## What you are asked to do
Find every line with the word "части" and report how many there are, without any other text.

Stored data
☆ ☆ ☆ ☆ ☆ ☆ ☆

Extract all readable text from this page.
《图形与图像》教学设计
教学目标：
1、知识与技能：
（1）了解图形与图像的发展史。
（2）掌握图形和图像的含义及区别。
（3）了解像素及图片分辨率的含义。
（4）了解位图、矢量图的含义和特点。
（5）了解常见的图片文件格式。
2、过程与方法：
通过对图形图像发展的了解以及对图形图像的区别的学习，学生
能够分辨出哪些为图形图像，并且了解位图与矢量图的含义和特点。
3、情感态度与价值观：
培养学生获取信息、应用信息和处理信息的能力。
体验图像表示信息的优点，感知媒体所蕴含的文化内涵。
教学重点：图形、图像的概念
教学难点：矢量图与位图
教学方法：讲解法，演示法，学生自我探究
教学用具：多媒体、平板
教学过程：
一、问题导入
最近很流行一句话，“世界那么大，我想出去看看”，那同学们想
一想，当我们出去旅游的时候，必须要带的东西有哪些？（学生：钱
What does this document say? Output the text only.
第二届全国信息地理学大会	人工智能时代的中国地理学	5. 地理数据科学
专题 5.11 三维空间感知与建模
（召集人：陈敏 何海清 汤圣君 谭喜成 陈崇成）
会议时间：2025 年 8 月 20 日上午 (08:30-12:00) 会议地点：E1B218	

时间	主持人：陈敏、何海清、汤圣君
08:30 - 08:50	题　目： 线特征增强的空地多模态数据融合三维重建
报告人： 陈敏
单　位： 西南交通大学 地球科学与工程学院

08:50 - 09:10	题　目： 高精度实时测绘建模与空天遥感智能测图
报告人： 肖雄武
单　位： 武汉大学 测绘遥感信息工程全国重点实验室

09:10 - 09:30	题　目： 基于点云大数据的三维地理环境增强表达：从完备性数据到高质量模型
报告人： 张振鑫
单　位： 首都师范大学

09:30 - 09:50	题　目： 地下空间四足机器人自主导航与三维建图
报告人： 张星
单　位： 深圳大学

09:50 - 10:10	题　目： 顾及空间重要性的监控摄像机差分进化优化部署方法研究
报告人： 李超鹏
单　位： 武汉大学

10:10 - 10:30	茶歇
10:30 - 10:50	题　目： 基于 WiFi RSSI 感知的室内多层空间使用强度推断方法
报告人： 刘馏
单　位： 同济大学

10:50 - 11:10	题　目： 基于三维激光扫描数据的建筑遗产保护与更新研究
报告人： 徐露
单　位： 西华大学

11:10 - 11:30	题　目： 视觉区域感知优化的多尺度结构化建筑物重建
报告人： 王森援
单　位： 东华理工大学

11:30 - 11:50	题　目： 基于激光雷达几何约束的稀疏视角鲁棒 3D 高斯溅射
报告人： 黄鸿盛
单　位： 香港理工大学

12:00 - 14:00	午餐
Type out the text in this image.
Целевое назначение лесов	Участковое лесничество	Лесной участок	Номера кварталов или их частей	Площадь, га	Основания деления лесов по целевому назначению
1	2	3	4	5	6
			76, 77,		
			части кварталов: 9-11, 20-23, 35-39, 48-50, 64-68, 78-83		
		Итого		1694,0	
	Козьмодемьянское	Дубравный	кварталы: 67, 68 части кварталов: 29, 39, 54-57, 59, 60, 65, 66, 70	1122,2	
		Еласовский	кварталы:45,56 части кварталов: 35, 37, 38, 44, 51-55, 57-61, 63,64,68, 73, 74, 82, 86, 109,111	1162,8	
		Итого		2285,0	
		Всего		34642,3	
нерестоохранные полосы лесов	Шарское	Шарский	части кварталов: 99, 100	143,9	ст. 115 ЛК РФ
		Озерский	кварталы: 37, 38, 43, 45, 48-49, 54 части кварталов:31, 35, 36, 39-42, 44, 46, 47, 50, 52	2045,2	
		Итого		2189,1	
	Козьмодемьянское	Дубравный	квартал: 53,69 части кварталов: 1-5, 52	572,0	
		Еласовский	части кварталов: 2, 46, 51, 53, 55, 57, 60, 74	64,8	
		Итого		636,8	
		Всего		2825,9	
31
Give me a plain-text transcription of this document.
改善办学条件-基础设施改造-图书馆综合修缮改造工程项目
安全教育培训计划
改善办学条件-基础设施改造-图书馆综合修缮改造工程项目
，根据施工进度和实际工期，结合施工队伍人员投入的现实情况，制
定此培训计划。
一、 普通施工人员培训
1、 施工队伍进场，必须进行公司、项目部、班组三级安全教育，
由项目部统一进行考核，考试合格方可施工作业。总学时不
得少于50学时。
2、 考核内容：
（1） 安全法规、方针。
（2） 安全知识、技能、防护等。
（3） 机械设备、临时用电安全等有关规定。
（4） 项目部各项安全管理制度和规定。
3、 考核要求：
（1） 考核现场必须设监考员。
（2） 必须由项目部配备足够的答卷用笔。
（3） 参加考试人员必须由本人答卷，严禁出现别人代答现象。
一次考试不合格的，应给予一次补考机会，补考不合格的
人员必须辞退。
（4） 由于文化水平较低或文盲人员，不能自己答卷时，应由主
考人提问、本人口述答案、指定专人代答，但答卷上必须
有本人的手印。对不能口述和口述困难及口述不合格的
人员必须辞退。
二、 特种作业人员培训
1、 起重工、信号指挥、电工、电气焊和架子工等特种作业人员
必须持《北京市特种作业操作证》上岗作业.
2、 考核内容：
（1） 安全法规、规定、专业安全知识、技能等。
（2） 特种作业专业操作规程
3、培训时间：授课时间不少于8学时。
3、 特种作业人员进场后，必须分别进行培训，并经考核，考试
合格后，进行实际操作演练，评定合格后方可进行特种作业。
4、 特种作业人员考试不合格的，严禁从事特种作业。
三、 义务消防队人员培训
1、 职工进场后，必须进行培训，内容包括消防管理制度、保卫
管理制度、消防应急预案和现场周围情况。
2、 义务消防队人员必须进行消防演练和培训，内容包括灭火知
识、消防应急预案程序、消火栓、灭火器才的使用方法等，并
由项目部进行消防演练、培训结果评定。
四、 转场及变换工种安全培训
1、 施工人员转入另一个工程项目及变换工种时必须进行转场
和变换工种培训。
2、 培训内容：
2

☆ ☆ ☆ ☆ ☆ ☆ ☆

## Answer to this task
7